Written problem: Write out the material exactly. Do not include the pictures.

Information given:
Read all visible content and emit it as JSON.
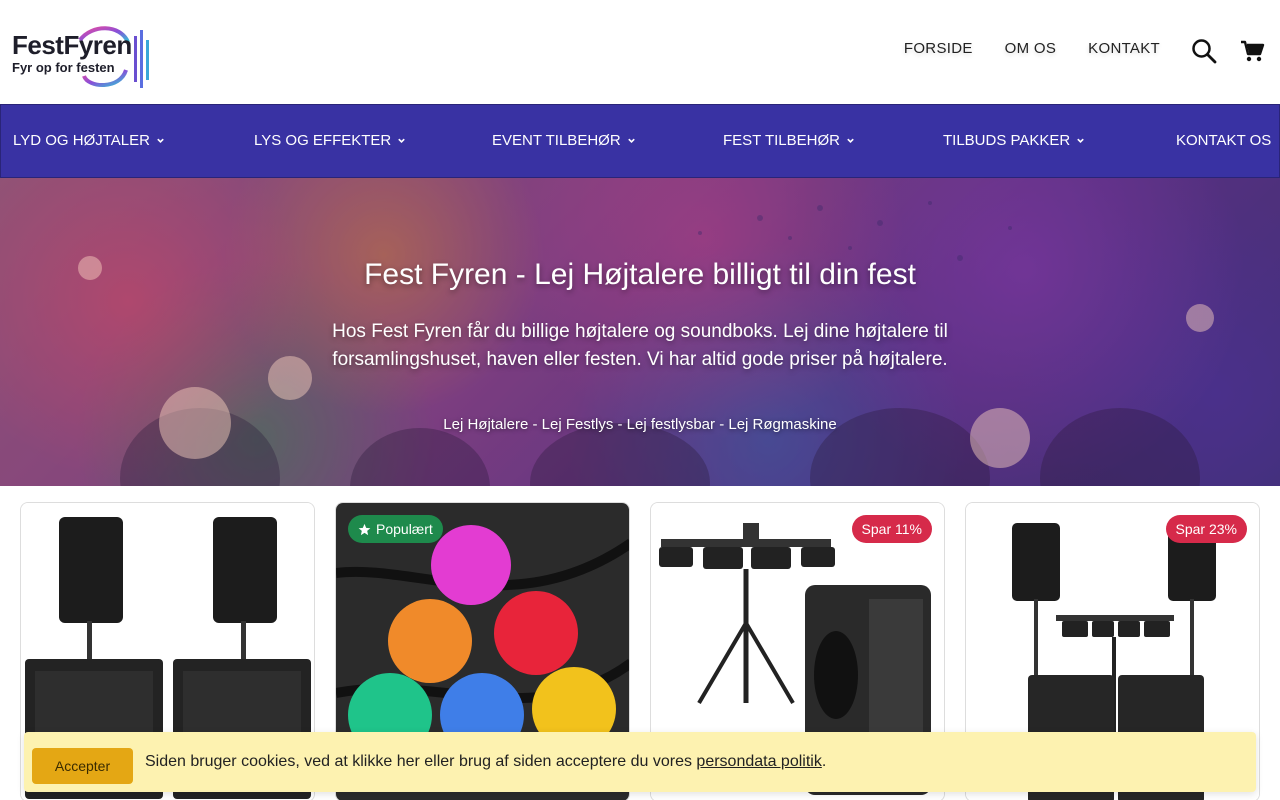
{
  "header": {
    "logo_name": "FestFyren",
    "logo_tagline": "Fyr op for festen",
    "nav": [
      {
        "label": "FORSIDE"
      },
      {
        "label": "OM OS"
      },
      {
        "label": "KONTAKT"
      }
    ],
    "icons": [
      "search-icon",
      "cart-icon"
    ]
  },
  "category_bar": {
    "color": "#3932a3",
    "items": [
      {
        "label": "LYD OG HØJTALER",
        "has_dropdown": true
      },
      {
        "label": "LYS OG EFFEKTER",
        "has_dropdown": true
      },
      {
        "label": "EVENT TILBEHØR",
        "has_dropdown": true
      },
      {
        "label": "FEST TILBEHØR",
        "has_dropdown": true
      },
      {
        "label": "TILBUDS PAKKER",
        "has_dropdown": true
      },
      {
        "label": "KONTAKT OS",
        "has_dropdown": false
      }
    ]
  },
  "hero": {
    "title": "Fest Fyren - Lej Højtalere billigt til din fest",
    "text": "Hos Fest Fyren får du billige højtalere og soundboks. Lej dine højtalere til forsamlingshuset, haven eller festen. Vi har altid gode priser på højtalere.",
    "links": "Lej Højtalere - Lej Festlys - Lej festlysbar - Lej Røgmaskine"
  },
  "products": [
    {
      "badge": "",
      "image": "speaker-pair-image"
    },
    {
      "badge": "Populært",
      "badge_icon": "star-icon",
      "badge_color": "#1e8a4c",
      "image": "led-balls-image"
    },
    {
      "badge": "Spar 11%",
      "badge_color": "#d62a4a",
      "image": "lightbar-soundboks-image"
    },
    {
      "badge": "Spar 23%",
      "badge_color": "#d62a4a",
      "image": "speaker-lightbar-package-image"
    }
  ],
  "cookie": {
    "button_label": "Accepter",
    "text": "Siden bruger cookies, ved at klikke her eller brug af siden acceptere du vores ",
    "link_label": "persondata politik",
    "suffix": ".",
    "background": "#fdf2b0",
    "button_color": "#e4a714"
  }
}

Answer:
Read all visible content and emit it as JSON.
{
  "header": {
    "logo_name": "FestFyren",
    "logo_tagline": "Fyr op for festen",
    "nav": [
      {
        "label": "FORSIDE"
      },
      {
        "label": "OM OS"
      },
      {
        "label": "KONTAKT"
      }
    ],
    "icons": [
      "search-icon",
      "cart-icon"
    ]
  },
  "category_bar": {
    "color": "#3932a3",
    "items": [
      {
        "label": "LYD OG HØJTALER",
        "has_dropdown": true
      },
      {
        "label": "LYS OG EFFEKTER",
        "has_dropdown": true
      },
      {
        "label": "EVENT TILBEHØR",
        "has_dropdown": true
      },
      {
        "label": "FEST TILBEHØR",
        "has_dropdown": true
      },
      {
        "label": "TILBUDS PAKKER",
        "has_dropdown": true
      },
      {
        "label": "KONTAKT OS",
        "has_dropdown": false
      }
    ]
  },
  "hero": {
    "title": "Fest Fyren - Lej Højtalere billigt til din fest",
    "text": "Hos Fest Fyren får du billige højtalere og soundboks. Lej dine højtalere til forsamlingshuset, haven eller festen. Vi har altid gode priser på højtalere.",
    "links": "Lej Højtalere - Lej Festlys - Lej festlysbar - Lej Røgmaskine"
  },
  "products": [
    {
      "badge": "",
      "image": "speaker-pair-image"
    },
    {
      "badge": "Populært",
      "badge_icon": "star-icon",
      "badge_color": "#1e8a4c",
      "image": "led-balls-image"
    },
    {
      "badge": "Spar 11%",
      "badge_color": "#d62a4a",
      "image": "lightbar-soundboks-image"
    },
    {
      "badge": "Spar 23%",
      "badge_color": "#d62a4a",
      "image": "speaker-lightbar-package-image"
    }
  ],
  "cookie": {
    "button_label": "Accepter",
    "text": "Siden bruger cookies, ved at klikke her eller brug af siden acceptere du vores ",
    "link_label": "persondata politik",
    "suffix": ".",
    "background": "#fdf2b0",
    "button_color": "#e4a714"
  }
}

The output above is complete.